*ENTRIES SUPPLIED:*
** Begin **

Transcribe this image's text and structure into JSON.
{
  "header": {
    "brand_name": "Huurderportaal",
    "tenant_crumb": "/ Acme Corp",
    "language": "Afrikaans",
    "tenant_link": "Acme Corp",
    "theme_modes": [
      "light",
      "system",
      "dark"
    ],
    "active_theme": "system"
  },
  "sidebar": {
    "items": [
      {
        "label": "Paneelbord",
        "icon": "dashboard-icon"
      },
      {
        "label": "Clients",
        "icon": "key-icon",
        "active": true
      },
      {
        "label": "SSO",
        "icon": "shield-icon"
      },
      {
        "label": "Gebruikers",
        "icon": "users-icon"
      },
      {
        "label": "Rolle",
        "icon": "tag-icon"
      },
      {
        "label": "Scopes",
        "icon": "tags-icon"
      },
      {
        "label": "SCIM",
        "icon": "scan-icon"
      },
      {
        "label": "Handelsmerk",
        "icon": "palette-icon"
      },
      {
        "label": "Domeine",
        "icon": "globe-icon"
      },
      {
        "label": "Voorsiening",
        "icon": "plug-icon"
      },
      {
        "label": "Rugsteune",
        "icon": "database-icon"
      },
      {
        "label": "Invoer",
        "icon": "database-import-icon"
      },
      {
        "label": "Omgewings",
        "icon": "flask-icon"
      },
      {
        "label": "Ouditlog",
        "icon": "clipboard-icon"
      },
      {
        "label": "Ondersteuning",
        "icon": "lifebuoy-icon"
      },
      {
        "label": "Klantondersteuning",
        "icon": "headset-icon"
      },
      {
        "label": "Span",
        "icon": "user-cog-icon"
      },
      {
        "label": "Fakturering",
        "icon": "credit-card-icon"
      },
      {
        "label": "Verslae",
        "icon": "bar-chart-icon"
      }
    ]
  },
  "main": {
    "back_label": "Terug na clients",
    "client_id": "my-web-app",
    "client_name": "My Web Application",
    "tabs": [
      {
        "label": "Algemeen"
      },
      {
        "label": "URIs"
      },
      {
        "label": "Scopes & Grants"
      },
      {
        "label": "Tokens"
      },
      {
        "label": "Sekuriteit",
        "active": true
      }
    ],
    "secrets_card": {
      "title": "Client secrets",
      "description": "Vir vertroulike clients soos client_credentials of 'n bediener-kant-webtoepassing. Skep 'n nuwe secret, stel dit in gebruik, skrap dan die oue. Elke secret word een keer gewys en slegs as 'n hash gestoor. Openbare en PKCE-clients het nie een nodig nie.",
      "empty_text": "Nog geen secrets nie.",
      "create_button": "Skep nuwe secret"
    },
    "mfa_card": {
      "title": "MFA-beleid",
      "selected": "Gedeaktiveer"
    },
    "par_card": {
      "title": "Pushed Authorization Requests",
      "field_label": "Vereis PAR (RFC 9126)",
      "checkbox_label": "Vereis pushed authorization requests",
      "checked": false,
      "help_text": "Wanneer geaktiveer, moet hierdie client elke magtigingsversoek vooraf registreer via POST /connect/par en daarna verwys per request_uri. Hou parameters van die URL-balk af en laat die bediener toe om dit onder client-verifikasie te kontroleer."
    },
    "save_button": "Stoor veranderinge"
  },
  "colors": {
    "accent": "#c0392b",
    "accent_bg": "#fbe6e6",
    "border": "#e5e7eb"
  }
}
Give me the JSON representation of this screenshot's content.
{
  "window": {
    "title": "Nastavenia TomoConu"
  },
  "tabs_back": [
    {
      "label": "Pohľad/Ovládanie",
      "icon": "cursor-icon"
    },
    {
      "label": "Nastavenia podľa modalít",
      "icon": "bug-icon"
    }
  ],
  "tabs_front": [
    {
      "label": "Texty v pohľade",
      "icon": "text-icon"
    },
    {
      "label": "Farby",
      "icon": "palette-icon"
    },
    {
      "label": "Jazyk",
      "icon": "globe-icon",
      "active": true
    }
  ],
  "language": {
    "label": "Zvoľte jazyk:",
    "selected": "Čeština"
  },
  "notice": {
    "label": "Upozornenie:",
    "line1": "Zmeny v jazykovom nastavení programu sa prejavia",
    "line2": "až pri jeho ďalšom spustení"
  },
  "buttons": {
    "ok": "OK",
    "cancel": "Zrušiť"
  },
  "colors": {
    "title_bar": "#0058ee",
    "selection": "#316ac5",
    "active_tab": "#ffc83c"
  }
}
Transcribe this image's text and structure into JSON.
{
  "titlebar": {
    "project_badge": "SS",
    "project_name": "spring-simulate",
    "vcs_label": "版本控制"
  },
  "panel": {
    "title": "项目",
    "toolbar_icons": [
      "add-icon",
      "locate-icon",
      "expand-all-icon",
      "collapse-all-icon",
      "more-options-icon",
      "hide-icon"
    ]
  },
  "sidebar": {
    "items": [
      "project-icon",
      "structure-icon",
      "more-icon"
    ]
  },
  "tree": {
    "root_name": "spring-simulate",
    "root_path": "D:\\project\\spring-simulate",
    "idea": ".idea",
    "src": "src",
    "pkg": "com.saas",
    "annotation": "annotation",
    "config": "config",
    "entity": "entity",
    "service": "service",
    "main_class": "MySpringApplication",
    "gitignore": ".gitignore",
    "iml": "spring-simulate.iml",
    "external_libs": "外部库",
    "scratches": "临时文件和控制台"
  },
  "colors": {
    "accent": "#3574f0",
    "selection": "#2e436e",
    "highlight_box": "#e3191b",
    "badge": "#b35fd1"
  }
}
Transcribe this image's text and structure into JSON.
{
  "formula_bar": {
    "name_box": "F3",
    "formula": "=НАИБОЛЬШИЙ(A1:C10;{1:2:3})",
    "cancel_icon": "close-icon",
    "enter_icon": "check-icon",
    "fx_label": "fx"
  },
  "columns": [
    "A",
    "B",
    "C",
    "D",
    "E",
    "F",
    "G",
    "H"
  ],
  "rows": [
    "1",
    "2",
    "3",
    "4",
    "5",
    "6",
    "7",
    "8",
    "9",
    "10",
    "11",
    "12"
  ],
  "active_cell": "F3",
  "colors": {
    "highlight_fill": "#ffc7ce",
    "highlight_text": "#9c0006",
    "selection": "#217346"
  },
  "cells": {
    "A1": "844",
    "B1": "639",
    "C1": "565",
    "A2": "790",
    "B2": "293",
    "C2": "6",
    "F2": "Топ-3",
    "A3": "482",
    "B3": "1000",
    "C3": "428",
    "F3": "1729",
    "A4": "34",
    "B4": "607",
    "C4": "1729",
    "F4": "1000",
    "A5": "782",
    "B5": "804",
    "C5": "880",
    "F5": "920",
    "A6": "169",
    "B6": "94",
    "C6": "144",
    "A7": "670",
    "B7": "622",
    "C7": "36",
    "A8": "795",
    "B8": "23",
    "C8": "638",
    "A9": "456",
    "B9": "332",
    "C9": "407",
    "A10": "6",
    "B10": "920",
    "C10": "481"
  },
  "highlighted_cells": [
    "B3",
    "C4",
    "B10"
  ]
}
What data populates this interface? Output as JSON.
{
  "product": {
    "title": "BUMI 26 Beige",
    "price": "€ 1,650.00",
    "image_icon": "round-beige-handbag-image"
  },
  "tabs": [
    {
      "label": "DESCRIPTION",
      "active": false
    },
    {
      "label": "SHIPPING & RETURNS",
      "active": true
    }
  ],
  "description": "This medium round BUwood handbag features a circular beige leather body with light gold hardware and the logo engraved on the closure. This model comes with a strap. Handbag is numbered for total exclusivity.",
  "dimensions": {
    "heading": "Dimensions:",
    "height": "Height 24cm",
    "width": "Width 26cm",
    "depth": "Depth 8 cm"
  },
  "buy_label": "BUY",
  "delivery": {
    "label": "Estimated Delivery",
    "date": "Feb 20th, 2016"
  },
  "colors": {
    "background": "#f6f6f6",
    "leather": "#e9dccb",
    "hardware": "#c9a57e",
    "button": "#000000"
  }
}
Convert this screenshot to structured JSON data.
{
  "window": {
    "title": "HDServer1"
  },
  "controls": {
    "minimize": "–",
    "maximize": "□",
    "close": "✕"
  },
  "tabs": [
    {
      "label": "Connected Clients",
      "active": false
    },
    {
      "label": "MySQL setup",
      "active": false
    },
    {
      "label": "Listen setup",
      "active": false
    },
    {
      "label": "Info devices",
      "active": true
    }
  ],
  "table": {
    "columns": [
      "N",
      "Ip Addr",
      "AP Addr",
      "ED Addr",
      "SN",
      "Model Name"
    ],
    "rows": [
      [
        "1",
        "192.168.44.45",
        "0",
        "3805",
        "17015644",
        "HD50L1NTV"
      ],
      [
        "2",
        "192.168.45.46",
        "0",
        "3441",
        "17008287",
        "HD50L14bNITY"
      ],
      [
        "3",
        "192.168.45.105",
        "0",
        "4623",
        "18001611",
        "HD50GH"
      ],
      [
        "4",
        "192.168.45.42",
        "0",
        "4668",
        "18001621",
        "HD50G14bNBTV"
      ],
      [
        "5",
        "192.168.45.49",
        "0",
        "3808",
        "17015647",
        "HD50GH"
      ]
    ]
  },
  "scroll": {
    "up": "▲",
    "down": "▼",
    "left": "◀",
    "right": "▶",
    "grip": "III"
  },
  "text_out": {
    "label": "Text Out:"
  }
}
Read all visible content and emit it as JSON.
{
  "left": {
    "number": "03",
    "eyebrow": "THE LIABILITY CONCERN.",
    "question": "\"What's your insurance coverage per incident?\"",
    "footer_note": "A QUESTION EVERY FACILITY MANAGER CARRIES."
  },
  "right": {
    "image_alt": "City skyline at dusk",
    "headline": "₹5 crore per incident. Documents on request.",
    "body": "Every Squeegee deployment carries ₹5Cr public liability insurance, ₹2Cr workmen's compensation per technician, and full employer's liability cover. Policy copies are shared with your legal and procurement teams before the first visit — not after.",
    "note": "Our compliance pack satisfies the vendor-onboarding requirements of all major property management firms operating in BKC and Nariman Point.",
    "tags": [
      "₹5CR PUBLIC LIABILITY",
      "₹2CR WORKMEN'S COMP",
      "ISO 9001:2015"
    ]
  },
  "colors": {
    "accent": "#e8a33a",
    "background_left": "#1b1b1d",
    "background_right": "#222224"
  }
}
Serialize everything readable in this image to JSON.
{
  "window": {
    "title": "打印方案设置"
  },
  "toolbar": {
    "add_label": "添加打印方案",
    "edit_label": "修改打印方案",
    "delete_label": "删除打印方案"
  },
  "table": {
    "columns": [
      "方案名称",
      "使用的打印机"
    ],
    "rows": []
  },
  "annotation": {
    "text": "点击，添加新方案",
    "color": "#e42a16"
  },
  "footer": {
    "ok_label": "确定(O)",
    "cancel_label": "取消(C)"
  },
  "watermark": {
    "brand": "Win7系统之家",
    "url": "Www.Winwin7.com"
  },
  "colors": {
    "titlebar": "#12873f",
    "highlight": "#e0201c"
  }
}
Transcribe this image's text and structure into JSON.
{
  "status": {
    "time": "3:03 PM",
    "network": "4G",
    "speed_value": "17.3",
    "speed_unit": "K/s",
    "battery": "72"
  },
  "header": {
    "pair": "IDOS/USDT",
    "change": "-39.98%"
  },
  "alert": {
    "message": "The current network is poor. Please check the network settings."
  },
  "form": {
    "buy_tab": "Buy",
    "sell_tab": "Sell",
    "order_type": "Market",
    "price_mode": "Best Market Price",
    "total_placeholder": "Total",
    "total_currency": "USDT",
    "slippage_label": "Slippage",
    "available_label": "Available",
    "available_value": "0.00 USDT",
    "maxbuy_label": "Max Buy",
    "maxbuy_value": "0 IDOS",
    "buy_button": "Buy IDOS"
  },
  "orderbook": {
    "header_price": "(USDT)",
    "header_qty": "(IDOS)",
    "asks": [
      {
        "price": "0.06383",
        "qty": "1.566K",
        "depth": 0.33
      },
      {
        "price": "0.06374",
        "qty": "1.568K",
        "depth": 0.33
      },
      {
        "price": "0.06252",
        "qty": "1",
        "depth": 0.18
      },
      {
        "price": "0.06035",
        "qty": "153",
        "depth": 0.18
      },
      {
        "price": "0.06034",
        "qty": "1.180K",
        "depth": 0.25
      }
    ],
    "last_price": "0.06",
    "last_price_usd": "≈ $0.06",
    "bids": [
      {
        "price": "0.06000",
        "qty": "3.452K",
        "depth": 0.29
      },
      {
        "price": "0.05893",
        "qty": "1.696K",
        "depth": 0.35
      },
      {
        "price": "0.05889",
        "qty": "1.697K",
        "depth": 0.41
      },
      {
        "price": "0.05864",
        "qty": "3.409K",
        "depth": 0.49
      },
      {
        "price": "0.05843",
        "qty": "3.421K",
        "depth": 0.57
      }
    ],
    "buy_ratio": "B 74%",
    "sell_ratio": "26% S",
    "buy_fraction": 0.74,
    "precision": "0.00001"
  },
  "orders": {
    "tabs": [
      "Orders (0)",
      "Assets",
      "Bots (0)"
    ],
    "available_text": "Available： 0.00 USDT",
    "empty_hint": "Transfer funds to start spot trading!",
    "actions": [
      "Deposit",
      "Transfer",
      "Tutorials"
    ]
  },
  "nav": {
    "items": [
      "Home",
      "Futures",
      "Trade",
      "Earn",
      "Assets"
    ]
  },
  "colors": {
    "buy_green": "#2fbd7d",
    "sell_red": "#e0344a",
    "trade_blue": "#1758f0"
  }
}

** End **

*YOUR GOAL:*
Collect the lines of the data that carry the word "Skep".

*RESULT:*
      "description": "Vir vertroulike clients soos client_credentials of 'n bediener-kant-webtoepassing. Skep 'n nuwe secret, stel dit in gebruik, skrap dan die oue. Elke secret word een keer gewys en slegs as 'n hash gestoor. Openbare en PKCE-clients het nie een nodig nie.",
      "create_button": "Skep nuwe secret"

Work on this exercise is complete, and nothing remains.